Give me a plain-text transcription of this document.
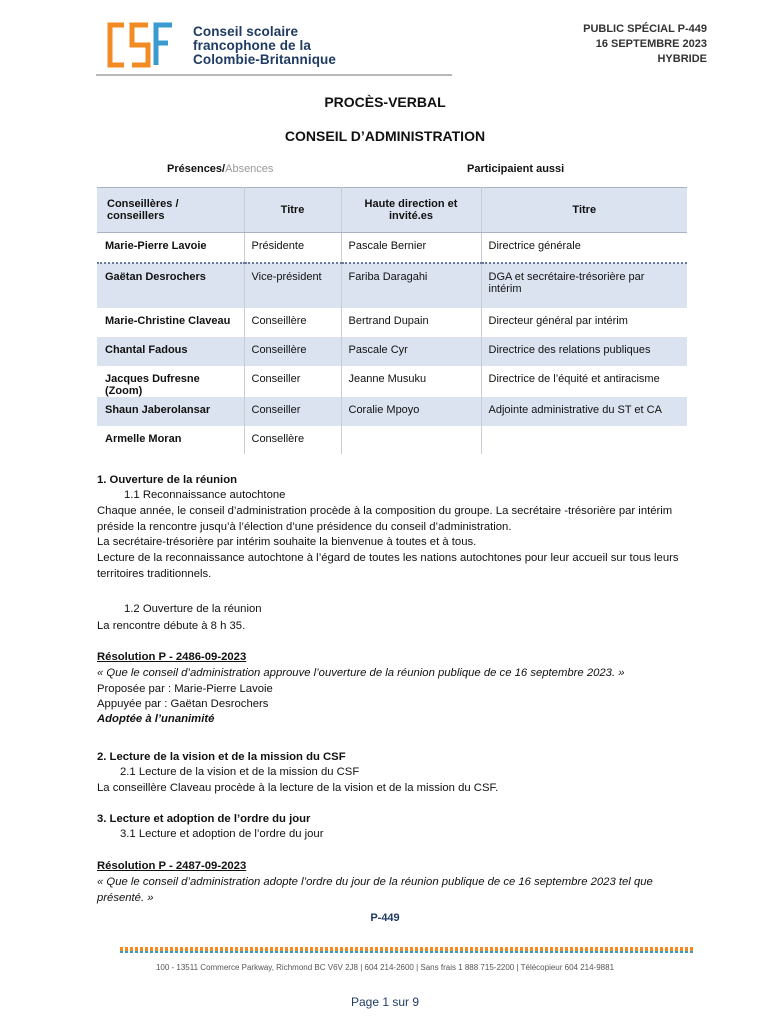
Conseil scolaire
francophone de la
Colombie-Britannique
PUBLIC SPÉCIAL P-449
16 SEPTEMBRE 2023
HYBRIDE
PROCÈS-VERBAL
CONSEIL D’ADMINISTRATION
Présences/Absences	Participaient aussi
Conseillères / conseillers	Titre	Haute direction et invité.es	Titre
Marie-Pierre Lavoie	Présidente	Pascale Bernier	Directrice générale
Gaëtan Desrochers	Vice-président	Fariba Daragahi	DGA et secrétaire-trésorière par intérim
Marie-Christine Claveau	Conseillère	Bertrand Dupain	Directeur général par intérim
Chantal Fadous	Conseillère	Pascale Cyr	Directrice des relations publiques
Jacques Dufresne (Zoom)	Conseiller	Jeanne Musuku	Directrice de l’équité et antiracisme
Shaun Jaberolansar	Conseiller	Coralie Mpoyo	Adjointe administrative du ST et CA
Armelle Moran	Consellère		
1. Ouverture de la réunion
1.1 Reconnaissance autochtone
Chaque année, le conseil d’administration procède à la composition du groupe. La secrétaire -trésorière par intérim préside la rencontre jusqu’à l’élection d’une présidence du conseil d’administration.
La secrétaire-trésorière par intérim souhaite la bienvenue à toutes et à tous.
Lecture de la reconnaissance autochtone à l’égard de toutes les nations autochtones pour leur accueil sur tous leurs territoires traditionnels.
1.2 Ouverture de la réunion
La rencontre débute à 8 h 35.
Résolution P - 2486-09-2023
« Que le conseil d’administration approuve l’ouverture de la réunion publique de ce 16 septembre 2023. »
Proposée par : Marie-Pierre Lavoie
Appuyée par : Gaëtan Desrochers
Adoptée à l’unanimité
2. Lecture de la vision et de la mission du CSF
2.1 Lecture de la vision et de la mission du CSF
La conseillère Claveau procède à la lecture de la vision et de la mission du CSF.
3. Lecture et adoption de l’ordre du jour
3.1 Lecture et adoption de l’ordre du jour
Résolution P - 2487-09-2023
« Que le conseil d’administration adopte l’ordre du jour de la réunion publique de ce 16 septembre 2023 tel que présenté. »
P-449
100 - 13511 Commerce Parkway, Richmond BC V6V 2J8 | 604 214-2600 | Sans frais 1 888 715-2200 | Télécopieur 604 214-9881
Page 1 sur 9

* [SHORT TASK] Determine how many lines of the data contain the word "trésorière", and reply with that number only.

* [FULL ANSWER] 3